The task: Tally the lines that include "white". Output the number only.
┄┄┄┄┄┄
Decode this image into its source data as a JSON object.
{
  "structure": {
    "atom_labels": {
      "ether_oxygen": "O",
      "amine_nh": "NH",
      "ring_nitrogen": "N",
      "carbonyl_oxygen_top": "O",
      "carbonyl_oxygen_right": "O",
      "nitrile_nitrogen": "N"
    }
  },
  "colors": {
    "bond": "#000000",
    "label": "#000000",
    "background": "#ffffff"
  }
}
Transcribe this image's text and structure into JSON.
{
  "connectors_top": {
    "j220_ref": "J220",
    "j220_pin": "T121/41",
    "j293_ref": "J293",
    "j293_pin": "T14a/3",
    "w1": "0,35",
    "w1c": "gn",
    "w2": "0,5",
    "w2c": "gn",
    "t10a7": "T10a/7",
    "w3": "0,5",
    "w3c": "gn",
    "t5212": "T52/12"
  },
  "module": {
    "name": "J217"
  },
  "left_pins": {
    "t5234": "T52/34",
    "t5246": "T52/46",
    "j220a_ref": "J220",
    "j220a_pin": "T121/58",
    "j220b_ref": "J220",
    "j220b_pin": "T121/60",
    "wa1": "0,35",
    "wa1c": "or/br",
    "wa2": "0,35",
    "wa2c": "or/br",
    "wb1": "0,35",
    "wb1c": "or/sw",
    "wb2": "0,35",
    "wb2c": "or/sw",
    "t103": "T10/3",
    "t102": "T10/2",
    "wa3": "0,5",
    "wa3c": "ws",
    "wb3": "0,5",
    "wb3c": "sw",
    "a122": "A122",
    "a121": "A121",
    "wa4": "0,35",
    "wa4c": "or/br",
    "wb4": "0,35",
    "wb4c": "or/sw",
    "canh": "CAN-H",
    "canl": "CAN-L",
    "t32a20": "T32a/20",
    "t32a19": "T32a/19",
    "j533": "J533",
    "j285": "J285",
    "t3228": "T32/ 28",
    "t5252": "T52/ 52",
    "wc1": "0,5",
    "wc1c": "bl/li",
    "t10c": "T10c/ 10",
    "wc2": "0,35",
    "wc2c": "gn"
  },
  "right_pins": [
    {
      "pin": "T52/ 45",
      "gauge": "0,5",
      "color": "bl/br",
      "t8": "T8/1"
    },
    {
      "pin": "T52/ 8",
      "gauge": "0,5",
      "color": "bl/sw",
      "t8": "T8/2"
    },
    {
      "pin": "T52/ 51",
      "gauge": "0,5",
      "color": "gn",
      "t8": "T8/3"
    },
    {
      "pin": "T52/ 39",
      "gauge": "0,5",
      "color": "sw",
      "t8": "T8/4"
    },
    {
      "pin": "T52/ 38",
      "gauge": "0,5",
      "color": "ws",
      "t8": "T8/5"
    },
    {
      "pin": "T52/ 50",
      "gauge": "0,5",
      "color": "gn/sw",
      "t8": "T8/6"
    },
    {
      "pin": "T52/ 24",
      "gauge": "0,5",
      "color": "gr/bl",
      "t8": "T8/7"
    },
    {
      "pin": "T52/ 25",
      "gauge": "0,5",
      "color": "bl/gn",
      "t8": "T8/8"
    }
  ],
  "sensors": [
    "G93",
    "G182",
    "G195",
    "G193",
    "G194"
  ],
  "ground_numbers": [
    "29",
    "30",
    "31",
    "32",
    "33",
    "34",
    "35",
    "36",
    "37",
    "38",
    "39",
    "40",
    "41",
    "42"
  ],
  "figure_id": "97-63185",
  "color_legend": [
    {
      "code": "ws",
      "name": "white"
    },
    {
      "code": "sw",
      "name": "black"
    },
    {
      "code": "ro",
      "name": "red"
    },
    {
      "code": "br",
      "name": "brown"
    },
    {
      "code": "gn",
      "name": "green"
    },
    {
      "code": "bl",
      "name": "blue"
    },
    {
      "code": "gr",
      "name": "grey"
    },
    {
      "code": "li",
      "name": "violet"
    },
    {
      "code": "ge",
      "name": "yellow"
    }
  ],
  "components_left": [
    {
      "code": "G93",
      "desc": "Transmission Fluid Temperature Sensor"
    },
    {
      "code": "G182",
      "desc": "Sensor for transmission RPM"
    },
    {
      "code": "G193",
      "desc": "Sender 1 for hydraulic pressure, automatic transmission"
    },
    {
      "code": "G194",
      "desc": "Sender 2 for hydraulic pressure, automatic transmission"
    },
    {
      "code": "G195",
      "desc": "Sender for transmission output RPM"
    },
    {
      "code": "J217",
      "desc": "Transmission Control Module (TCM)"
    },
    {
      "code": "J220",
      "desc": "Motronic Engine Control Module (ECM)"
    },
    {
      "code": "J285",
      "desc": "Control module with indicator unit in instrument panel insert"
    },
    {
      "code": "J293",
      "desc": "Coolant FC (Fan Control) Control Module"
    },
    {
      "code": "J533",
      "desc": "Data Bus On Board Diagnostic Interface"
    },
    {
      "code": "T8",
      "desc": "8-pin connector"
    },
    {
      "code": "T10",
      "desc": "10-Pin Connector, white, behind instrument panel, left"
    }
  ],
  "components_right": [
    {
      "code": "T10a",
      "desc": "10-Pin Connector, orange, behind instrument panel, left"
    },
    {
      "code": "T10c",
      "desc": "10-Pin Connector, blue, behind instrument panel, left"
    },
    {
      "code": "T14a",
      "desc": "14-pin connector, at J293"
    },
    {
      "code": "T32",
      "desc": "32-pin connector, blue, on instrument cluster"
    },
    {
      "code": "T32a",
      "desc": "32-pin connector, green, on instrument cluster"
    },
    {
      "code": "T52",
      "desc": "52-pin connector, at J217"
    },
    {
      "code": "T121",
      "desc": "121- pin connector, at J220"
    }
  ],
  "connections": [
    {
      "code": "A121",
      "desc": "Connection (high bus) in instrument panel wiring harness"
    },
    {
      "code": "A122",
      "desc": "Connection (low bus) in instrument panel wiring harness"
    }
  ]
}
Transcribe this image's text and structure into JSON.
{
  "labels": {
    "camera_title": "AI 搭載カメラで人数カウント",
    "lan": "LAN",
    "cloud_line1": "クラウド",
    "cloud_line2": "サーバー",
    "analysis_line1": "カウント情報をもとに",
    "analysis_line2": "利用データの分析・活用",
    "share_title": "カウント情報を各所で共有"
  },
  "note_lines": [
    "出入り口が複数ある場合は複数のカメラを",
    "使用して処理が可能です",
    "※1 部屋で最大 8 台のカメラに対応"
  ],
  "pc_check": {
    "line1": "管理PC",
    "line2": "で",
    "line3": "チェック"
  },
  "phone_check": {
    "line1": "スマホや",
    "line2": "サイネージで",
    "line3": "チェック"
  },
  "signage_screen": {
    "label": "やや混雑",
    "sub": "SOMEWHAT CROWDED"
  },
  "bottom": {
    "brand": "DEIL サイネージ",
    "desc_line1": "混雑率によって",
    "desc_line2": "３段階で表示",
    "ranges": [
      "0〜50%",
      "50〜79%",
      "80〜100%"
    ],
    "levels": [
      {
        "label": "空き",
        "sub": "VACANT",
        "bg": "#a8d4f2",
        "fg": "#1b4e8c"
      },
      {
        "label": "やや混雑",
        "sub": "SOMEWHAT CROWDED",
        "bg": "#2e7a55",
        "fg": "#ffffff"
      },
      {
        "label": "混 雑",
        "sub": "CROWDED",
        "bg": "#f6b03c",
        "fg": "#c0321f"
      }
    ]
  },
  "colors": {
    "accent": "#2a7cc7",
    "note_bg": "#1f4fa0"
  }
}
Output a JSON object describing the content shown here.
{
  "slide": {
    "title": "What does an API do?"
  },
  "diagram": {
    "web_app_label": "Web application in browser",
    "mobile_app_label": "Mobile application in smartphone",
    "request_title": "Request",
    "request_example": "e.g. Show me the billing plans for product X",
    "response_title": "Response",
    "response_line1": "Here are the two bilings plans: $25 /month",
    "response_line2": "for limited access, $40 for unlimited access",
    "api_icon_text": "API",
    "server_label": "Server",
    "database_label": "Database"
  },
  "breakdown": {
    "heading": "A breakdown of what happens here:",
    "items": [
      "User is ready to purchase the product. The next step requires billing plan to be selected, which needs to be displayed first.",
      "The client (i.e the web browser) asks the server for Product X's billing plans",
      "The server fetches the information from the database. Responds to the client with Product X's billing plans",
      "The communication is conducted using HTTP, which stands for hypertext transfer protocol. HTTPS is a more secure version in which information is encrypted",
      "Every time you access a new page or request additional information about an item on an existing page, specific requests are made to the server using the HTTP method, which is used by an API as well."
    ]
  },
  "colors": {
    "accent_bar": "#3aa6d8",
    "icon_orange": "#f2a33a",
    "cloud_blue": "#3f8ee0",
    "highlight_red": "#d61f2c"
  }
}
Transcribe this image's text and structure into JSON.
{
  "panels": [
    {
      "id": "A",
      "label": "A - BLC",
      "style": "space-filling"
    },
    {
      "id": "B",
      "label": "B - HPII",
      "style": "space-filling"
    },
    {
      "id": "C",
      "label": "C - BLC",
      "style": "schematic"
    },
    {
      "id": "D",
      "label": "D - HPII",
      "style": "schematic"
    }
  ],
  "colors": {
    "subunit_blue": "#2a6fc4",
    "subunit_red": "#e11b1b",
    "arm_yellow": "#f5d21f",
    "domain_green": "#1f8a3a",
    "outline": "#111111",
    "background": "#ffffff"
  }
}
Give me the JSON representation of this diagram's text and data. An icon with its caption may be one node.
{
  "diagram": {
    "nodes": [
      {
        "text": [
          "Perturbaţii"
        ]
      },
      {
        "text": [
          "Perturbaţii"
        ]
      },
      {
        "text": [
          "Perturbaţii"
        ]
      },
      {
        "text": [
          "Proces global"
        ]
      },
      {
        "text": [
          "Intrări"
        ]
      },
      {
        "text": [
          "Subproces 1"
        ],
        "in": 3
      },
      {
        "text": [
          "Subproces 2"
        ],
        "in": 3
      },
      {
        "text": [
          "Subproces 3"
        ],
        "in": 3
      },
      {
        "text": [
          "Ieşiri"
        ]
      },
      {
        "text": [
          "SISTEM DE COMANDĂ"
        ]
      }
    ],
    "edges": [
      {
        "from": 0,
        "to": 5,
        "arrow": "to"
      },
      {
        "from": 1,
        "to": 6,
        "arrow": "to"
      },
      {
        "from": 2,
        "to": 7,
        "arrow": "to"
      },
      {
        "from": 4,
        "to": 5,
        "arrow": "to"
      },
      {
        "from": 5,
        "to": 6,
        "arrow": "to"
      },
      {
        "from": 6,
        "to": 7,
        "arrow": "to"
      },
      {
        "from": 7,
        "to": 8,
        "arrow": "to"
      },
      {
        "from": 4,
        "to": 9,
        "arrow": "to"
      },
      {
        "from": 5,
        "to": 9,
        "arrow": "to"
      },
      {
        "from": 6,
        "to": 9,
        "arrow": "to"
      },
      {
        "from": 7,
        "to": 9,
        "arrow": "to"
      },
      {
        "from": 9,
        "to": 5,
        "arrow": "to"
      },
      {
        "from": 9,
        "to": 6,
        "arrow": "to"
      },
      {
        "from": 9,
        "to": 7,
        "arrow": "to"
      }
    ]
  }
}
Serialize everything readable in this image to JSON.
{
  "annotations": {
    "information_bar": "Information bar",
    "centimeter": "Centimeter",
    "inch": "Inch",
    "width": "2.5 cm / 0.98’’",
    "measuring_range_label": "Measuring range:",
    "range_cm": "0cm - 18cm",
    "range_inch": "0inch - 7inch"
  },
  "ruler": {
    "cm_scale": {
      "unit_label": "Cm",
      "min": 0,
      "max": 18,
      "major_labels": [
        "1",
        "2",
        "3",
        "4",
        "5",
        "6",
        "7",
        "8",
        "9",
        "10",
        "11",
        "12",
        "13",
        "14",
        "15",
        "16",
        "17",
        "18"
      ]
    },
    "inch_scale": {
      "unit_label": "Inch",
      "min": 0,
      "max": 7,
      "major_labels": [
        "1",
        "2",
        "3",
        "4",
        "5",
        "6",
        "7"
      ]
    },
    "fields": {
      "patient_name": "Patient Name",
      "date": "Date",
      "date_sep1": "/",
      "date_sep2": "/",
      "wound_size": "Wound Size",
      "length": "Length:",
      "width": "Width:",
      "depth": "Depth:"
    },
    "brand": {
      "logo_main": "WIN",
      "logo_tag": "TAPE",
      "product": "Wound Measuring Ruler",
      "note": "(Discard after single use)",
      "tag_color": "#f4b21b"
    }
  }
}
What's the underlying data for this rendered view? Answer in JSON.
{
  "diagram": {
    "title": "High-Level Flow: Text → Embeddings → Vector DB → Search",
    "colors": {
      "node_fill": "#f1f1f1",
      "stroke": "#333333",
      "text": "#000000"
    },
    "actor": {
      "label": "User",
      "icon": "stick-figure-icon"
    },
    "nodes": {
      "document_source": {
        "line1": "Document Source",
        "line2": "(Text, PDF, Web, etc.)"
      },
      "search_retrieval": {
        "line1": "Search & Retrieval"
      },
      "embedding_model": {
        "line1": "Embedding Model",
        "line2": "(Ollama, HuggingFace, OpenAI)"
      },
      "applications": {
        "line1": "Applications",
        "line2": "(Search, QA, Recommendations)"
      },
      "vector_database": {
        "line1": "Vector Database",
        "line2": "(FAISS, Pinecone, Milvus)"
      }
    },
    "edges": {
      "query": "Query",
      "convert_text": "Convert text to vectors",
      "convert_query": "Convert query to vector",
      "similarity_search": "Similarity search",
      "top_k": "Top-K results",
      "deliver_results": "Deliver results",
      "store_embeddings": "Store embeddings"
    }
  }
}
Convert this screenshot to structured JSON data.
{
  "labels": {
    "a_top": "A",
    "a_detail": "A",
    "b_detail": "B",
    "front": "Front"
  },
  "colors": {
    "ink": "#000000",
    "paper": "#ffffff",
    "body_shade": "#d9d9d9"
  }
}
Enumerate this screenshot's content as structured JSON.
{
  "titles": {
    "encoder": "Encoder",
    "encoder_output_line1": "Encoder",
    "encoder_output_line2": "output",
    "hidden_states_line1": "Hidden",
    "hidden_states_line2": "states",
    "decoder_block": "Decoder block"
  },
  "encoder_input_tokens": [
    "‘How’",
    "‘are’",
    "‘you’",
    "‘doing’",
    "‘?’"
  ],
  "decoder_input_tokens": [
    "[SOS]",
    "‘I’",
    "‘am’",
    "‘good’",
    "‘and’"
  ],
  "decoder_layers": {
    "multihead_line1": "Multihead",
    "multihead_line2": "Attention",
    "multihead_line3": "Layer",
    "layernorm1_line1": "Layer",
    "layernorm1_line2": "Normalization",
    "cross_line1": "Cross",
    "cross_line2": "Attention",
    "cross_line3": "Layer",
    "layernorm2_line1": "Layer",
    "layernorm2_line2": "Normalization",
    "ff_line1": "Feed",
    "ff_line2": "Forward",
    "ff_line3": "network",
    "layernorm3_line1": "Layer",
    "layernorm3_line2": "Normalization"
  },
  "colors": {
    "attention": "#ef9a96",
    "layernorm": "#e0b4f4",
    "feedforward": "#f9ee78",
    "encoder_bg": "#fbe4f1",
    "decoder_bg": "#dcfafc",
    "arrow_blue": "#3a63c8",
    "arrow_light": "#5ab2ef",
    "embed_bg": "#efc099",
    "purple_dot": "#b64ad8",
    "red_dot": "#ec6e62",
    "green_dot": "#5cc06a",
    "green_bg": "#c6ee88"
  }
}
┄┄┄┄┄┄
Output: 2